» **RECORDS FOR THIS TASK**

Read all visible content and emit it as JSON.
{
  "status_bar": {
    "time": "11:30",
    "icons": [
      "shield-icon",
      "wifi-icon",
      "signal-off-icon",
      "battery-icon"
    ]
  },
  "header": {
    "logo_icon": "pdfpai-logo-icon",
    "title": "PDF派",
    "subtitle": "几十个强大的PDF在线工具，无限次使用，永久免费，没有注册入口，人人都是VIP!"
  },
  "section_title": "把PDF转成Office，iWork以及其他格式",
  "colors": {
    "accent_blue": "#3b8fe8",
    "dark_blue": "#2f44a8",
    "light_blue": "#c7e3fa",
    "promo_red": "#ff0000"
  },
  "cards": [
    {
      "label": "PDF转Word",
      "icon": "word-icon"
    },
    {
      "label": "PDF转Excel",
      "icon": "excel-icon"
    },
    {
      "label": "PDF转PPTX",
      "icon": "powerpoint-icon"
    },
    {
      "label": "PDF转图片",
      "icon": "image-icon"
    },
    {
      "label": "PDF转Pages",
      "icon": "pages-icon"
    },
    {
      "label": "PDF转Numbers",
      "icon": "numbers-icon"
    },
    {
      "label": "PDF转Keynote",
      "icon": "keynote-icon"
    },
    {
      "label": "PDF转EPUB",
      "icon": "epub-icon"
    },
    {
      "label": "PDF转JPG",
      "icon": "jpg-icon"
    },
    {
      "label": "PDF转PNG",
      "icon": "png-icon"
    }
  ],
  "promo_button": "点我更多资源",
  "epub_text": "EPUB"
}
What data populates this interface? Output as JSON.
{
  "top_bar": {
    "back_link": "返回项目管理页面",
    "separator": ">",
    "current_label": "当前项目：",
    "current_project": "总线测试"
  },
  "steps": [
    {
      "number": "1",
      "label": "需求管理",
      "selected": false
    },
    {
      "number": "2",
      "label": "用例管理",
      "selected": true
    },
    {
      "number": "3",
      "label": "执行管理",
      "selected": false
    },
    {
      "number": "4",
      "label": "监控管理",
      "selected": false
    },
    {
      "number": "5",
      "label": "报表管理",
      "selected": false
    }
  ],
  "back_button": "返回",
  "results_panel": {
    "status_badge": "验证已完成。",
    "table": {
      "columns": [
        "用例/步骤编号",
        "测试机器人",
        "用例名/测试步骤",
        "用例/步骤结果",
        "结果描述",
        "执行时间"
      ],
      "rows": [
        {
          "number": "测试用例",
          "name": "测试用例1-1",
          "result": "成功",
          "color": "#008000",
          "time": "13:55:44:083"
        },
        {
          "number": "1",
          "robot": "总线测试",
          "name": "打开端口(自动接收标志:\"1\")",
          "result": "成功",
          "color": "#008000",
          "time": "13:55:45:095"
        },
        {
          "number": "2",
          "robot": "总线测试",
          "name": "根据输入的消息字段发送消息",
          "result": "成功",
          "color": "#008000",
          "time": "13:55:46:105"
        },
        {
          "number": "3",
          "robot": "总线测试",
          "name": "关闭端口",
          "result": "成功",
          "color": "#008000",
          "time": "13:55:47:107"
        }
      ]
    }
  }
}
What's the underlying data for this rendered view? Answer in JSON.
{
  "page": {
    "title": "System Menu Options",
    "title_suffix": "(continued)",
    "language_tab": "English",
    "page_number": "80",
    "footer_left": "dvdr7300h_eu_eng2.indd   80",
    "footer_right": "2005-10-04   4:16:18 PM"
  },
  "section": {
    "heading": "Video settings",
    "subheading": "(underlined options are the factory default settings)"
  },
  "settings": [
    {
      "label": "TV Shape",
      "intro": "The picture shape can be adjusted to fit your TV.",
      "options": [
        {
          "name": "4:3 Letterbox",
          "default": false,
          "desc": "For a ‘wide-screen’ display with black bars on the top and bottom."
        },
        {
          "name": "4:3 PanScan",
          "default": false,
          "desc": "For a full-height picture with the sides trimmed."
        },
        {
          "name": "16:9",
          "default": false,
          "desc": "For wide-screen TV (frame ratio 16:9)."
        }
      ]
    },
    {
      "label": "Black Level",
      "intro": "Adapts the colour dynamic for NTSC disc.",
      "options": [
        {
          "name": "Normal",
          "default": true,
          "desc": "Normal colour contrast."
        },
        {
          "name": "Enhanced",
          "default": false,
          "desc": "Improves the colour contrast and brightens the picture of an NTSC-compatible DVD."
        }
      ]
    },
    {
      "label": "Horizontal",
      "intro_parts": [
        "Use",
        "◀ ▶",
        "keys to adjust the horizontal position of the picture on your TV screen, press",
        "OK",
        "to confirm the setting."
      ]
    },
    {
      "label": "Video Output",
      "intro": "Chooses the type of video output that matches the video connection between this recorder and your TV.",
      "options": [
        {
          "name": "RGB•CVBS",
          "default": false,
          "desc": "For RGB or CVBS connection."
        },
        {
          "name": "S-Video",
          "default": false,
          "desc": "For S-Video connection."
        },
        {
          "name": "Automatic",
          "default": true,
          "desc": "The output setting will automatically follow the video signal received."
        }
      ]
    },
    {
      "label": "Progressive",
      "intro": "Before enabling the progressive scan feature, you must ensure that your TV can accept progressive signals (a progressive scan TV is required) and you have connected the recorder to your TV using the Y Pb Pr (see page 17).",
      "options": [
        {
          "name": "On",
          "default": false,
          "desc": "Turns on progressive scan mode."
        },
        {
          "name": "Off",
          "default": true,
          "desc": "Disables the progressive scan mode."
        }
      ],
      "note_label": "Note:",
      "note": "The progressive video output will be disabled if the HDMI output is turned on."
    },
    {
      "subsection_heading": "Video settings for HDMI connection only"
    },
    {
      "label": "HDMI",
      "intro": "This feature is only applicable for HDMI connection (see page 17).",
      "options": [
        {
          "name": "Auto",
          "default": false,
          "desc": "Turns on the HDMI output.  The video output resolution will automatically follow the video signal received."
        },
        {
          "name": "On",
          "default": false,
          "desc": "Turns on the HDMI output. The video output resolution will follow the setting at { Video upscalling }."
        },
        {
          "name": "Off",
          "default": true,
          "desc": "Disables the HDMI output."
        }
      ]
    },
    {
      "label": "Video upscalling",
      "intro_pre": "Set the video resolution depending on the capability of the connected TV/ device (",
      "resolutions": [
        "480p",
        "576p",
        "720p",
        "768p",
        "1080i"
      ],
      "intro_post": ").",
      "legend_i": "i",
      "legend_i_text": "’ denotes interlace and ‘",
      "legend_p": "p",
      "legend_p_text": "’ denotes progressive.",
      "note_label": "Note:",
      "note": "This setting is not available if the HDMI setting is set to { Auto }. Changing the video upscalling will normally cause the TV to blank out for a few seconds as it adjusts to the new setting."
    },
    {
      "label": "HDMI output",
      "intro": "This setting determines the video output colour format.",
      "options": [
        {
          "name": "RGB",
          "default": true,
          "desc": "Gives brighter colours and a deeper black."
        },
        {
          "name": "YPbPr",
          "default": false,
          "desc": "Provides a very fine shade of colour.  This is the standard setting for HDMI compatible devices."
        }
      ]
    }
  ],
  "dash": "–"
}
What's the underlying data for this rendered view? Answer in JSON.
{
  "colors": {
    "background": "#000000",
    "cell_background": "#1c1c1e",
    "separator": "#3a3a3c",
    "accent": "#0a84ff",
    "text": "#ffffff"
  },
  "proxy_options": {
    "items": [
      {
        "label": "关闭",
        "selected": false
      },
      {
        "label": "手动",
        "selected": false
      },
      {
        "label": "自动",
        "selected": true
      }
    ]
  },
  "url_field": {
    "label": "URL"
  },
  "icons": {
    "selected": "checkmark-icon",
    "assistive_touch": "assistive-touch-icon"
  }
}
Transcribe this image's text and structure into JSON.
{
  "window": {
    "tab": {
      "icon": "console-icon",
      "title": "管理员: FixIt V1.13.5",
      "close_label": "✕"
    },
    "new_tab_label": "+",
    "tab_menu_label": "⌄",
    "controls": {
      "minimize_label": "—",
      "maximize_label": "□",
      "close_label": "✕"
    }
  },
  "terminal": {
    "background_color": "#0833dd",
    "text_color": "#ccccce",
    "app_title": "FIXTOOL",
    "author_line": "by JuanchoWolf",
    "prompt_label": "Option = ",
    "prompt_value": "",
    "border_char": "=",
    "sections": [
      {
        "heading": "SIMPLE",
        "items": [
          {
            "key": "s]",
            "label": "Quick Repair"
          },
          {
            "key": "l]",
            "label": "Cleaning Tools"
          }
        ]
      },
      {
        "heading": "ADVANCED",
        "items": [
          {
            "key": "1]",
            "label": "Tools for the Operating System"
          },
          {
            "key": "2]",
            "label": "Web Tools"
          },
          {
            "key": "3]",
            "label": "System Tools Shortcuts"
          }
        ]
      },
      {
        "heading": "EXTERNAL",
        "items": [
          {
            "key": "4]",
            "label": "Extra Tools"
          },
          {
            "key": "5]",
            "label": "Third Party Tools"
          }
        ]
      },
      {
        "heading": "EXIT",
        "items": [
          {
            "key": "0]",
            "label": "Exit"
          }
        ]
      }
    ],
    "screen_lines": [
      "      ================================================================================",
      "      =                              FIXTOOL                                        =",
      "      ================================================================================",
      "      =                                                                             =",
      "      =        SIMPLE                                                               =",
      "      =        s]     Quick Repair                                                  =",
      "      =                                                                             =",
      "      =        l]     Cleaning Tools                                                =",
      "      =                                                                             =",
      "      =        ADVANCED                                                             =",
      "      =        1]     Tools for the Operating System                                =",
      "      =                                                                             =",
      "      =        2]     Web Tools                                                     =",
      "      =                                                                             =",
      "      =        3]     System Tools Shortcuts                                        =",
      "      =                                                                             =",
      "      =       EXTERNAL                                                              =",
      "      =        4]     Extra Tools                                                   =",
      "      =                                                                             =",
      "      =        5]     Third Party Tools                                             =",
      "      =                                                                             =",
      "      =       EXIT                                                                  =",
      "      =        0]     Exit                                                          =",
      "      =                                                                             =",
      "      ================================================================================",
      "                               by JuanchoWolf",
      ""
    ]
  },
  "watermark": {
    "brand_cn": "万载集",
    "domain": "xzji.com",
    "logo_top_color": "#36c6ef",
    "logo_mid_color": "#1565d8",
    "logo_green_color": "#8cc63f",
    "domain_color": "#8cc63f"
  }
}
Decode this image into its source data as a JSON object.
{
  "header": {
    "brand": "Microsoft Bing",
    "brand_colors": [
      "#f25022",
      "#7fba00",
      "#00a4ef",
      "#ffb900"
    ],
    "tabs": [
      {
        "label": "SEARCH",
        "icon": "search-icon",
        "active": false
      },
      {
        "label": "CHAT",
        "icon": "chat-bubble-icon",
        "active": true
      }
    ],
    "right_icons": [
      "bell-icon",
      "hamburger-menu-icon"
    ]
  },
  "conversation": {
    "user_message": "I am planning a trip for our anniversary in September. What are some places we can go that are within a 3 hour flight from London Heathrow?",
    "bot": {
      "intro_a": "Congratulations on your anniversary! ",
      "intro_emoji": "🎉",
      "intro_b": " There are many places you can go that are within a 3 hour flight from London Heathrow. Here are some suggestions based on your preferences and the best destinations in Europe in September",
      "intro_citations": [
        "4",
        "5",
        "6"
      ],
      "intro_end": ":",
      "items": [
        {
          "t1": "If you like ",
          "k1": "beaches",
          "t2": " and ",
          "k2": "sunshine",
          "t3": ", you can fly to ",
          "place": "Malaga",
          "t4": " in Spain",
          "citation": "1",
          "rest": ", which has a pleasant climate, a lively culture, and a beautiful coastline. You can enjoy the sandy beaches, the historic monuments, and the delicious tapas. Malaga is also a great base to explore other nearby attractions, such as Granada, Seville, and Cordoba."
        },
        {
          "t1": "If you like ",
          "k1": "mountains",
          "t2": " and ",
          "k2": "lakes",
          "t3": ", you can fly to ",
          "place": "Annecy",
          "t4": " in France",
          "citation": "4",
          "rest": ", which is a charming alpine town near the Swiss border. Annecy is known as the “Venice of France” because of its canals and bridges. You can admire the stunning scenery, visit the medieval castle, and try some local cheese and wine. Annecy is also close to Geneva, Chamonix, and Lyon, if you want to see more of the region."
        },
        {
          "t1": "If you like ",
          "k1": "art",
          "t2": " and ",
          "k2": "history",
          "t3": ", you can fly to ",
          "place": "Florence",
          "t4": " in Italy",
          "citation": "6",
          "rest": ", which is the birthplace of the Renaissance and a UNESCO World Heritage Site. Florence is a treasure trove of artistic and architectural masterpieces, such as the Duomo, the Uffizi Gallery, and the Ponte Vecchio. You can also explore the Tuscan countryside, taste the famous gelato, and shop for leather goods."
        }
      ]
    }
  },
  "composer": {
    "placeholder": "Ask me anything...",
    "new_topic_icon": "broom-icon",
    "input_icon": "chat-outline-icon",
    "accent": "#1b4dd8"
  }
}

» **PROBLEM DESCRIPTION**
Using the listing above, show each line holding the string "anniversary".

» **TASK RESPONSE**
    "user_message": "I am planning a trip for our anniversary in September. What are some places we can go that are within a 3 hour flight from London Heathrow?",
      "intro_a": "Congratulations on your anniversary! ",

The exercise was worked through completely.